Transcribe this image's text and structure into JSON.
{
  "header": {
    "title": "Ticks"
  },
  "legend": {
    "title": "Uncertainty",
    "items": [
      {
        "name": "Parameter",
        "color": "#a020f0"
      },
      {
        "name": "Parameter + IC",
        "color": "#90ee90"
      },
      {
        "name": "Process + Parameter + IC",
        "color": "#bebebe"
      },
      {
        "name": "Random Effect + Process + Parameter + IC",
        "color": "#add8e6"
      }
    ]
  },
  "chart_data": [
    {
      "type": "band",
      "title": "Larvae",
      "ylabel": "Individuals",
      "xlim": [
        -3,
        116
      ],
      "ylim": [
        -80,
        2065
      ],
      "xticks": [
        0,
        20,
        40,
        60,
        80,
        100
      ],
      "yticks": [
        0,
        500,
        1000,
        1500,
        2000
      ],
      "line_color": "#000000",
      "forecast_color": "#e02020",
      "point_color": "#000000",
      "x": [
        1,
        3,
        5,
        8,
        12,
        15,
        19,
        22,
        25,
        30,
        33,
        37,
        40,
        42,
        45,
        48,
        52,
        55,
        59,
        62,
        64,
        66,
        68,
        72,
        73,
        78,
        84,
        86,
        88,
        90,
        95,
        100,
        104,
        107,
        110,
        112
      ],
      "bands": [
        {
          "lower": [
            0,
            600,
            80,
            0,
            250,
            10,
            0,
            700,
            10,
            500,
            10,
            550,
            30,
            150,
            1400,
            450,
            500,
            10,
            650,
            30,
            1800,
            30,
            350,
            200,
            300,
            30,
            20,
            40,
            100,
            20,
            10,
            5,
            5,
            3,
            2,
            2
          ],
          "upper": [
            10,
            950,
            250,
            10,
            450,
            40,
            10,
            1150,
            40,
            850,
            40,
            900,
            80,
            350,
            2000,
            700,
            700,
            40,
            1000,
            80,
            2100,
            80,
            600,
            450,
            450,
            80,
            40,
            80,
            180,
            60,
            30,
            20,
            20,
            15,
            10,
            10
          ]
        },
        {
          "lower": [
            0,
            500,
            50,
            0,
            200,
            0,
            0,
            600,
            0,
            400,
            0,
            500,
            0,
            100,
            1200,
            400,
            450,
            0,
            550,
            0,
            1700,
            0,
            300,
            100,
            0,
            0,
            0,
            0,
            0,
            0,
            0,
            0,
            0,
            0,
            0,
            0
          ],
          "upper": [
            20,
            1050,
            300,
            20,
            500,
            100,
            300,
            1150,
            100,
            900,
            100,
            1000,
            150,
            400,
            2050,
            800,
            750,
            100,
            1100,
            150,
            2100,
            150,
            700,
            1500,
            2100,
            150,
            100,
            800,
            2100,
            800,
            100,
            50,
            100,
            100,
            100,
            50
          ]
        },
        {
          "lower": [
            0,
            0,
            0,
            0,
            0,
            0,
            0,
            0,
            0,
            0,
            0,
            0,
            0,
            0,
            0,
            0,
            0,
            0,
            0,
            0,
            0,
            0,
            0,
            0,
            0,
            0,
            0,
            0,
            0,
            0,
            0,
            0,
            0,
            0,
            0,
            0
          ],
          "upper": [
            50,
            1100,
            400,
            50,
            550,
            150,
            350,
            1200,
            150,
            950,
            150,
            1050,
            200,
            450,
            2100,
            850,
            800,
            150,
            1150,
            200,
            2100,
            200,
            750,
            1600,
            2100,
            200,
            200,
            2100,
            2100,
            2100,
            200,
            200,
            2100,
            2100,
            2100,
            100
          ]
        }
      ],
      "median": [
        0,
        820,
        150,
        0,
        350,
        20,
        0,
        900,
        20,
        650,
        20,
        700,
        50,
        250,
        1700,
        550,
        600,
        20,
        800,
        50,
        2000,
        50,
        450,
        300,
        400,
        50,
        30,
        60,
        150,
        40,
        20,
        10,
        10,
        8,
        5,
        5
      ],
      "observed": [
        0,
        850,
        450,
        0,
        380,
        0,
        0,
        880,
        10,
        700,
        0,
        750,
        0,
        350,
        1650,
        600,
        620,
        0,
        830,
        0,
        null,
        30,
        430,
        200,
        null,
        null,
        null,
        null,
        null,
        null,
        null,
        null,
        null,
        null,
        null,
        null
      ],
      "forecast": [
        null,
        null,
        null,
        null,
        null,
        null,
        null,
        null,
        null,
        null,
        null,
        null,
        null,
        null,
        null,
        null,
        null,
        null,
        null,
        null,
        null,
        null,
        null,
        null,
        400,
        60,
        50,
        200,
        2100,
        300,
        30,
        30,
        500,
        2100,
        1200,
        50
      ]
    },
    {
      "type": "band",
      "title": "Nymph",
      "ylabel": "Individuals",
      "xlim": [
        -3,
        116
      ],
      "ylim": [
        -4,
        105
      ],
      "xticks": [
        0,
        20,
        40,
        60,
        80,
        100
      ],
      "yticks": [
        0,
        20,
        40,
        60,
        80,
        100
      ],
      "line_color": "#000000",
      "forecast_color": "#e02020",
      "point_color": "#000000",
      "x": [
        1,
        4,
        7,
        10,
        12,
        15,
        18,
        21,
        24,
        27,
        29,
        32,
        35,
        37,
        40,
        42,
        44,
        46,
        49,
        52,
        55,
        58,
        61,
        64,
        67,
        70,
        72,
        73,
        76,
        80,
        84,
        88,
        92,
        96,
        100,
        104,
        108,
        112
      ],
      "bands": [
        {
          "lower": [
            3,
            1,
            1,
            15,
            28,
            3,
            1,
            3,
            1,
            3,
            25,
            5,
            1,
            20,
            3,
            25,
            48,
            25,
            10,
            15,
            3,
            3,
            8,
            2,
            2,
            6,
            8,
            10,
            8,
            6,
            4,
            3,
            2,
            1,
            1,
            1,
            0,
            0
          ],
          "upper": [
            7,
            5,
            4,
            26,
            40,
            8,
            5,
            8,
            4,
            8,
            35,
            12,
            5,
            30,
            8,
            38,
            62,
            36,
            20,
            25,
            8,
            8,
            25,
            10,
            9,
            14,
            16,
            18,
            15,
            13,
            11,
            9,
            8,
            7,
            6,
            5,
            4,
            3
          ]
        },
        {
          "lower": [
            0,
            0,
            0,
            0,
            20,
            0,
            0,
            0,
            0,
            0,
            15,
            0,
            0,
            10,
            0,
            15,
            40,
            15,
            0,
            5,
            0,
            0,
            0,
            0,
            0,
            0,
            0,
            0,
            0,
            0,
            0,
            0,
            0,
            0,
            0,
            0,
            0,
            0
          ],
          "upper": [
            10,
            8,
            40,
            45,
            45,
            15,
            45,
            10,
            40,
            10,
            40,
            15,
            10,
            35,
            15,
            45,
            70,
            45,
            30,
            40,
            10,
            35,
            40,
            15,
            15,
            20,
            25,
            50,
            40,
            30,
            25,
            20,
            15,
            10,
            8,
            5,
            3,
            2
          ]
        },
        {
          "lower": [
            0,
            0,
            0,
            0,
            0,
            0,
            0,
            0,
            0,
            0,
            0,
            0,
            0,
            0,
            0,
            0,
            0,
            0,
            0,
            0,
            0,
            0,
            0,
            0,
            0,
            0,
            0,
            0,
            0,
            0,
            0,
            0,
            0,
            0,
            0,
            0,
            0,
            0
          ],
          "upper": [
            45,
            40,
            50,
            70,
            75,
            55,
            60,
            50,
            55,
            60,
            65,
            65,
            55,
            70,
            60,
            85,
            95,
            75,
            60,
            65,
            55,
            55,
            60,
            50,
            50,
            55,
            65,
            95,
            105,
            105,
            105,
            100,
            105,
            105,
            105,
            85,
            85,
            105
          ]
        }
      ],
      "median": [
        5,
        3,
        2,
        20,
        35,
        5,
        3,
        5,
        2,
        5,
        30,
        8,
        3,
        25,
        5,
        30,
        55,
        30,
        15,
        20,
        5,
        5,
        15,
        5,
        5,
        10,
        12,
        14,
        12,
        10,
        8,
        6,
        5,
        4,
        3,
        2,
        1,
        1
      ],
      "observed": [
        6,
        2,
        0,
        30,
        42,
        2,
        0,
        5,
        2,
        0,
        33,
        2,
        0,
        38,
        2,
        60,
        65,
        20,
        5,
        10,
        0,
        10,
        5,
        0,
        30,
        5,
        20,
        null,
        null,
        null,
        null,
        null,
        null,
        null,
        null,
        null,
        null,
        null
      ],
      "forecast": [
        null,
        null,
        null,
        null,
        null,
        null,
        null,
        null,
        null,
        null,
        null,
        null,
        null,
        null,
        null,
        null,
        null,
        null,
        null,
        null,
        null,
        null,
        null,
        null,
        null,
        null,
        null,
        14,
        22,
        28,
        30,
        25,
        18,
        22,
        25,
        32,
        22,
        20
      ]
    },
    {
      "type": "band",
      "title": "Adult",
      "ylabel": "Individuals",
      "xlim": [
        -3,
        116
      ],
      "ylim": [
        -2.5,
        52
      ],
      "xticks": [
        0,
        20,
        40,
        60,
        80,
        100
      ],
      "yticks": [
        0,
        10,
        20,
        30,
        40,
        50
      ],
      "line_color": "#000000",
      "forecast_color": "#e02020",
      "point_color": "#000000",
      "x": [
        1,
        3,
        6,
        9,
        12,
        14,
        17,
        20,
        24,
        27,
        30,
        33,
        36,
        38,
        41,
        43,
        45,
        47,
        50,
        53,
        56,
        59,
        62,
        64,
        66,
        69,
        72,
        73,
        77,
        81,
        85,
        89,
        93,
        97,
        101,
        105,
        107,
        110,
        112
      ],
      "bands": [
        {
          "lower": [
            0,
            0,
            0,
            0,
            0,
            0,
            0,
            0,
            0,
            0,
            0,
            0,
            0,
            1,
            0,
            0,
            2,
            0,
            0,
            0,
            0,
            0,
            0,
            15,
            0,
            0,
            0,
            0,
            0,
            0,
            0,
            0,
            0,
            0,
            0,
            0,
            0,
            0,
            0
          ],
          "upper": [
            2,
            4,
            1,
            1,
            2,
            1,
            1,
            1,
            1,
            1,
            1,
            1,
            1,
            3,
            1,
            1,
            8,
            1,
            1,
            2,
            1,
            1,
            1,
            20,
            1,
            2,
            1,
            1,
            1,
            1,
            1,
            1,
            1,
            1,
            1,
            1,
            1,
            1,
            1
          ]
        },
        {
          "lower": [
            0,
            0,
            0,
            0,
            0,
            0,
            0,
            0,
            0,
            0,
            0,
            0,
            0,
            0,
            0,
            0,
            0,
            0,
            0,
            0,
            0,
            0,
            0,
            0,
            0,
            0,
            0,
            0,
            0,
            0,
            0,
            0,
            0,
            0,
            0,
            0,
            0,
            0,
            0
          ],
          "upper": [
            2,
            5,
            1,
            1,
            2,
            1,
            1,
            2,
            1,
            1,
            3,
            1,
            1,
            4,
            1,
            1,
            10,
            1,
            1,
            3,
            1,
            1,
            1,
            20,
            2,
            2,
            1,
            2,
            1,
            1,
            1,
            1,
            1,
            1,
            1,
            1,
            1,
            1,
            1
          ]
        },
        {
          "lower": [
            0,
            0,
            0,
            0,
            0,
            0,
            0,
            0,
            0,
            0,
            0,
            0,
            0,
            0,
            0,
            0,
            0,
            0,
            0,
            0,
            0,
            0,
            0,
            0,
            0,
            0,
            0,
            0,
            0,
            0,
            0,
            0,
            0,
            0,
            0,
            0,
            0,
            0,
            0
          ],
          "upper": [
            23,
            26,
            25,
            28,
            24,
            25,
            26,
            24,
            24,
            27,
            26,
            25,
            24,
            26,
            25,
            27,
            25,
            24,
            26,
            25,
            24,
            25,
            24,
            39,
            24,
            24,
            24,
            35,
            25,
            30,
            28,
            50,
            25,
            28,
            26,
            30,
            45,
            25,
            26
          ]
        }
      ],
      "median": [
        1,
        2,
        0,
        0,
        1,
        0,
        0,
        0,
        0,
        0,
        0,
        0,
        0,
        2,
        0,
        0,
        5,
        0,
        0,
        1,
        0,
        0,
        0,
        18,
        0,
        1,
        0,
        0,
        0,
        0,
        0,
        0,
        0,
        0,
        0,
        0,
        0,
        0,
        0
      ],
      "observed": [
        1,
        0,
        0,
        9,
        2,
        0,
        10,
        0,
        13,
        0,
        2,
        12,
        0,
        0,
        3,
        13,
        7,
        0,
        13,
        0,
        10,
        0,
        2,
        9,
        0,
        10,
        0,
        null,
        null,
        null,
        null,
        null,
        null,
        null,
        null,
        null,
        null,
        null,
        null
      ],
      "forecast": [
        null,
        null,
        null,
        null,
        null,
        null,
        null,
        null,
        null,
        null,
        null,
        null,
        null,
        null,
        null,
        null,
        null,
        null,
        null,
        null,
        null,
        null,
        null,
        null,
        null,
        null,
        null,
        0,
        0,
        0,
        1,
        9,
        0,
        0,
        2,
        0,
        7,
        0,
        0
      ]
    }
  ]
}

******************************

[Aim]:
Only lines with "Process" are wanted here; list each of them.

[Solution]:
        "name": "Process + Parameter + IC",
        "name": "Random Effect + Process + Parameter + IC",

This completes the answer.